Written request
Copy every record below, exactly as written.

Dataset excerpts
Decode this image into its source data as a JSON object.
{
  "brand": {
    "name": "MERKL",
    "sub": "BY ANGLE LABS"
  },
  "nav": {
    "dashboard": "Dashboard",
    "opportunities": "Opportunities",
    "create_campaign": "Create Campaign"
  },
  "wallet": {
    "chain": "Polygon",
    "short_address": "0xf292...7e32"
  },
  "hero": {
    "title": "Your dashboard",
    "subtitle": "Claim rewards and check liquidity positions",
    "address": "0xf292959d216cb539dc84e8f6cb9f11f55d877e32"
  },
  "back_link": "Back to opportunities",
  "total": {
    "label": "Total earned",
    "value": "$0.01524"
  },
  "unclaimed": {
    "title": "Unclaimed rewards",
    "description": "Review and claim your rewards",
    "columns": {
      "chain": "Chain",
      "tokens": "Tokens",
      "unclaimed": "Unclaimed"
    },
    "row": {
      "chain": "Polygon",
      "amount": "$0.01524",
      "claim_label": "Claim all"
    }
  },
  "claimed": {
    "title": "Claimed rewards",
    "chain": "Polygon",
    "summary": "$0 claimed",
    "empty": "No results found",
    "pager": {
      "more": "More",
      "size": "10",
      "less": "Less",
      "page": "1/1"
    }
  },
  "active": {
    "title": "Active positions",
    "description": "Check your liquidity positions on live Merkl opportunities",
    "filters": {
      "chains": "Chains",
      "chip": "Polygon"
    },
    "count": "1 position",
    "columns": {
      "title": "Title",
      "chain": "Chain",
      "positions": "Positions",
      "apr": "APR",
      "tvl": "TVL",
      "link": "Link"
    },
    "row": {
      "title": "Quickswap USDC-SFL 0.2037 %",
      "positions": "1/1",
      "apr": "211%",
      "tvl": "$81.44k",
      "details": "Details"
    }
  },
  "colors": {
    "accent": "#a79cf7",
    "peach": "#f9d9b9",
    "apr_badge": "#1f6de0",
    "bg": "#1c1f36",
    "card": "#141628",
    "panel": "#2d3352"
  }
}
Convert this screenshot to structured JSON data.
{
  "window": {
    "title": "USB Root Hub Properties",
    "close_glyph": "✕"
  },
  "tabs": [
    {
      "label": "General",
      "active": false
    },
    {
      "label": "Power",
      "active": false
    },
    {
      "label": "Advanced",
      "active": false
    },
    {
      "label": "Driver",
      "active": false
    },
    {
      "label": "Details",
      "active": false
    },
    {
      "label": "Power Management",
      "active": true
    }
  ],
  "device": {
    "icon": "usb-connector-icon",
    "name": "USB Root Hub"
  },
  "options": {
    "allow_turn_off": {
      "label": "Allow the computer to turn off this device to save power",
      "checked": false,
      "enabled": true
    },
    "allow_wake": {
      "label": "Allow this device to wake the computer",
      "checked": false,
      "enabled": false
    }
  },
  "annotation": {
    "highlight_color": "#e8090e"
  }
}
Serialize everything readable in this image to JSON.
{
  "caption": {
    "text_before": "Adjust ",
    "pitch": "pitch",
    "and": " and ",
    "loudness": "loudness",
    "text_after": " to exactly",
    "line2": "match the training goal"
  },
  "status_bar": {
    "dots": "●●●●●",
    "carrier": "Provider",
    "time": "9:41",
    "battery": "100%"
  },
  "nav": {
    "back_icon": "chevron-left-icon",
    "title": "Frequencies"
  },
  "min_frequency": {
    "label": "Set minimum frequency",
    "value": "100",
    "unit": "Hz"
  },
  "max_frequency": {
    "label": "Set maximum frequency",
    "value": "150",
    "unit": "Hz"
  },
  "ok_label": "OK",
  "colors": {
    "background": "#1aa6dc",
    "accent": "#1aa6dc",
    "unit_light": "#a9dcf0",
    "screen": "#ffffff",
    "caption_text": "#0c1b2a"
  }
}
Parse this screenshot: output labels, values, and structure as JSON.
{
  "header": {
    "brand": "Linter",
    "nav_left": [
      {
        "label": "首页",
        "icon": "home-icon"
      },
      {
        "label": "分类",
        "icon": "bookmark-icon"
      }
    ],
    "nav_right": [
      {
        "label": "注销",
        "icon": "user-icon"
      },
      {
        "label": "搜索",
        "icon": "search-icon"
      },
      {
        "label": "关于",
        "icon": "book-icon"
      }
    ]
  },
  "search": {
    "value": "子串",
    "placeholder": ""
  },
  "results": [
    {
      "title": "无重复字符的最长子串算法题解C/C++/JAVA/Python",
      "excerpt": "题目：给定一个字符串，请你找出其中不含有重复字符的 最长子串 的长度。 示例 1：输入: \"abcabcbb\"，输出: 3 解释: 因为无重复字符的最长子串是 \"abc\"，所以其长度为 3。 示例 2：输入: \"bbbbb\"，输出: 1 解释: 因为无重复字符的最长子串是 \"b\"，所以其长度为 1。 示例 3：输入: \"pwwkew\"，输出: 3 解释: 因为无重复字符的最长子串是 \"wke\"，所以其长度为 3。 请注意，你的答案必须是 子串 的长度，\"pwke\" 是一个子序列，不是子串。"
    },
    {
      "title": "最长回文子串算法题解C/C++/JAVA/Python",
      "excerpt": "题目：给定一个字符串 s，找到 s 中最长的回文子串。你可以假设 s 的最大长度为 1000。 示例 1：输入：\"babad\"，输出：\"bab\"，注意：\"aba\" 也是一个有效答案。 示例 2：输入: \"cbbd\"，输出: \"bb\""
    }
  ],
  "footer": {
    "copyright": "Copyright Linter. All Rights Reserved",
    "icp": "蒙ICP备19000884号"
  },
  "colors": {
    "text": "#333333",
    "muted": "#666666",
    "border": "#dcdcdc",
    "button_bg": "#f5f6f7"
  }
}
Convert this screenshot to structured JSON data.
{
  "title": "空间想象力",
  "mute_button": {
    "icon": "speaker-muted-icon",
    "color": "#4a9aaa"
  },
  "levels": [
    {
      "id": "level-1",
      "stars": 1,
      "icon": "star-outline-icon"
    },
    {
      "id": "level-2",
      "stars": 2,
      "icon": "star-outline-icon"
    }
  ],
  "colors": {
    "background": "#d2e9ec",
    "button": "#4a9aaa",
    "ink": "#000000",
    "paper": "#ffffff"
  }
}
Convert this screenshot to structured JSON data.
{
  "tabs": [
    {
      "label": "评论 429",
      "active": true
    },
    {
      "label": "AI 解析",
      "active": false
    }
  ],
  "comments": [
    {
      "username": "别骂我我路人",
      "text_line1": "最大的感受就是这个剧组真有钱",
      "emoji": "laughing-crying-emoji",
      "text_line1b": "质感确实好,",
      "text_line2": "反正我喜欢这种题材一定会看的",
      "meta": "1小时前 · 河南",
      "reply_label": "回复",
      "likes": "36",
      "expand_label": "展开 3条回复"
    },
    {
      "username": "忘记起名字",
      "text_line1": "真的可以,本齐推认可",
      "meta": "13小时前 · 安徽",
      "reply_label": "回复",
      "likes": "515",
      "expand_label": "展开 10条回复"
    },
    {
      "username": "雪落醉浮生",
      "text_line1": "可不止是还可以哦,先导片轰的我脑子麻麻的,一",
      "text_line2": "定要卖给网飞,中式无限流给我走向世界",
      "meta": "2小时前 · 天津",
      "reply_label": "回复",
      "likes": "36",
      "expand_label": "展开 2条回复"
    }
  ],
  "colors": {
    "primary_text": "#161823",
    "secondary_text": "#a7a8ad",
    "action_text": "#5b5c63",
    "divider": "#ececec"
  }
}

Completed task
Decode this image into its source data as a JSON object.
{
  "brand": {
    "name": "MERKL",
    "sub": "BY ANGLE LABS"
  },
  "nav": {
    "dashboard": "Dashboard",
    "opportunities": "Opportunities",
    "create_campaign": "Create Campaign"
  },
  "wallet": {
    "chain": "Polygon",
    "short_address": "0xf292...7e32"
  },
  "hero": {
    "title": "Your dashboard",
    "subtitle": "Claim rewards and check liquidity positions",
    "address": "0xf292959d216cb539dc84e8f6cb9f11f55d877e32"
  },
  "back_link": "Back to opportunities",
  "total": {
    "label": "Total earned",
    "value": "$0.01524"
  },
  "unclaimed": {
    "title": "Unclaimed rewards",
    "description": "Review and claim your rewards",
    "columns": {
      "chain": "Chain",
      "tokens": "Tokens",
      "unclaimed": "Unclaimed"
    },
    "row": {
      "chain": "Polygon",
      "amount": "$0.01524",
      "claim_label": "Claim all"
    }
  },
  "claimed": {
    "title": "Claimed rewards",
    "chain": "Polygon",
    "summary": "$0 claimed",
    "empty": "No results found",
    "pager": {
      "more": "More",
      "size": "10",
      "less": "Less",
      "page": "1/1"
    }
  },
  "active": {
    "title": "Active positions",
    "description": "Check your liquidity positions on live Merkl opportunities",
    "filters": {
      "chains": "Chains",
      "chip": "Polygon"
    },
    "count": "1 position",
    "columns": {
      "title": "Title",
      "chain": "Chain",
      "positions": "Positions",
      "apr": "APR",
      "tvl": "TVL",
      "link": "Link"
    },
    "row": {
      "title": "Quickswap USDC-SFL 0.2037 %",
      "positions": "1/1",
      "apr": "211%",
      "tvl": "$81.44k",
      "details": "Details"
    }
  },
  "colors": {
    "accent": "#a79cf7",
    "peach": "#f9d9b9",
    "apr_badge": "#1f6de0",
    "bg": "#1c1f36",
    "card": "#141628",
    "panel": "#2d3352"
  }
}
Convert this screenshot to structured JSON data.
{
  "window": {
    "title": "USB Root Hub Properties",
    "close_glyph": "✕"
  },
  "tabs": [
    {
      "label": "General",
      "active": false
    },
    {
      "label": "Power",
      "active": false
    },
    {
      "label": "Advanced",
      "active": false
    },
    {
      "label": "Driver",
      "active": false
    },
    {
      "label": "Details",
      "active": false
    },
    {
      "label": "Power Management",
      "active": true
    }
  ],
  "device": {
    "icon": "usb-connector-icon",
    "name": "USB Root Hub"
  },
  "options": {
    "allow_turn_off": {
      "label": "Allow the computer to turn off this device to save power",
      "checked": false,
      "enabled": true
    },
    "allow_wake": {
      "label": "Allow this device to wake the computer",
      "checked": false,
      "enabled": false
    }
  },
  "annotation": {
    "highlight_color": "#e8090e"
  }
}
Serialize everything readable in this image to JSON.
{
  "caption": {
    "text_before": "Adjust ",
    "pitch": "pitch",
    "and": " and ",
    "loudness": "loudness",
    "text_after": " to exactly",
    "line2": "match the training goal"
  },
  "status_bar": {
    "dots": "●●●●●",
    "carrier": "Provider",
    "time": "9:41",
    "battery": "100%"
  },
  "nav": {
    "back_icon": "chevron-left-icon",
    "title": "Frequencies"
  },
  "min_frequency": {
    "label": "Set minimum frequency",
    "value": "100",
    "unit": "Hz"
  },
  "max_frequency": {
    "label": "Set maximum frequency",
    "value": "150",
    "unit": "Hz"
  },
  "ok_label": "OK",
  "colors": {
    "background": "#1aa6dc",
    "accent": "#1aa6dc",
    "unit_light": "#a9dcf0",
    "screen": "#ffffff",
    "caption_text": "#0c1b2a"
  }
}
Parse this screenshot: output labels, values, and structure as JSON.
{
  "header": {
    "brand": "Linter",
    "nav_left": [
      {
        "label": "首页",
        "icon": "home-icon"
      },
      {
        "label": "分类",
        "icon": "bookmark-icon"
      }
    ],
    "nav_right": [
      {
        "label": "注销",
        "icon": "user-icon"
      },
      {
        "label": "搜索",
        "icon": "search-icon"
      },
      {
        "label": "关于",
        "icon": "book-icon"
      }
    ]
  },
  "search": {
    "value": "子串",
    "placeholder": ""
  },
  "results": [
    {
      "title": "无重复字符的最长子串算法题解C/C++/JAVA/Python",
      "excerpt": "题目：给定一个字符串，请你找出其中不含有重复字符的 最长子串 的长度。 示例 1：输入: \"abcabcbb\"，输出: 3 解释: 因为无重复字符的最长子串是 \"abc\"，所以其长度为 3。 示例 2：输入: \"bbbbb\"，输出: 1 解释: 因为无重复字符的最长子串是 \"b\"，所以其长度为 1。 示例 3：输入: \"pwwkew\"，输出: 3 解释: 因为无重复字符的最长子串是 \"wke\"，所以其长度为 3。 请注意，你的答案必须是 子串 的长度，\"pwke\" 是一个子序列，不是子串。"
    },
    {
      "title": "最长回文子串算法题解C/C++/JAVA/Python",
      "excerpt": "题目：给定一个字符串 s，找到 s 中最长的回文子串。你可以假设 s 的最大长度为 1000。 示例 1：输入：\"babad\"，输出：\"bab\"，注意：\"aba\" 也是一个有效答案。 示例 2：输入: \"cbbd\"，输出: \"bb\""
    }
  ],
  "footer": {
    "copyright": "Copyright Linter. All Rights Reserved",
    "icp": "蒙ICP备19000884号"
  },
  "colors": {
    "text": "#333333",
    "muted": "#666666",
    "border": "#dcdcdc",
    "button_bg": "#f5f6f7"
  }
}
Convert this screenshot to structured JSON data.
{
  "title": "空间想象力",
  "mute_button": {
    "icon": "speaker-muted-icon",
    "color": "#4a9aaa"
  },
  "levels": [
    {
      "id": "level-1",
      "stars": 1,
      "icon": "star-outline-icon"
    },
    {
      "id": "level-2",
      "stars": 2,
      "icon": "star-outline-icon"
    }
  ],
  "colors": {
    "background": "#d2e9ec",
    "button": "#4a9aaa",
    "ink": "#000000",
    "paper": "#ffffff"
  }
}
Convert this screenshot to structured JSON data.
{
  "tabs": [
    {
      "label": "评论 429",
      "active": true
    },
    {
      "label": "AI 解析",
      "active": false
    }
  ],
  "comments": [
    {
      "username": "别骂我我路人",
      "text_line1": "最大的感受就是这个剧组真有钱",
      "emoji": "laughing-crying-emoji",
      "text_line1b": "质感确实好,",
      "text_line2": "反正我喜欢这种题材一定会看的",
      "meta": "1小时前 · 河南",
      "reply_label": "回复",
      "likes": "36",
      "expand_label": "展开 3条回复"
    },
    {
      "username": "忘记起名字",
      "text_line1": "真的可以,本齐推认可",
      "meta": "13小时前 · 安徽",
      "reply_label": "回复",
      "likes": "515",
      "expand_label": "展开 10条回复"
    },
    {
      "username": "雪落醉浮生",
      "text_line1": "可不止是还可以哦,先导片轰的我脑子麻麻的,一",
      "text_line2": "定要卖给网飞,中式无限流给我走向世界",
      "meta": "2小时前 · 天津",
      "reply_label": "回复",
      "likes": "36",
      "expand_label": "展开 2条回复"
    }
  ],
  "colors": {
    "primary_text": "#161823",
    "secondary_text": "#a7a8ad",
    "action_text": "#5b5c63",
    "divider": "#ececec"
  }
}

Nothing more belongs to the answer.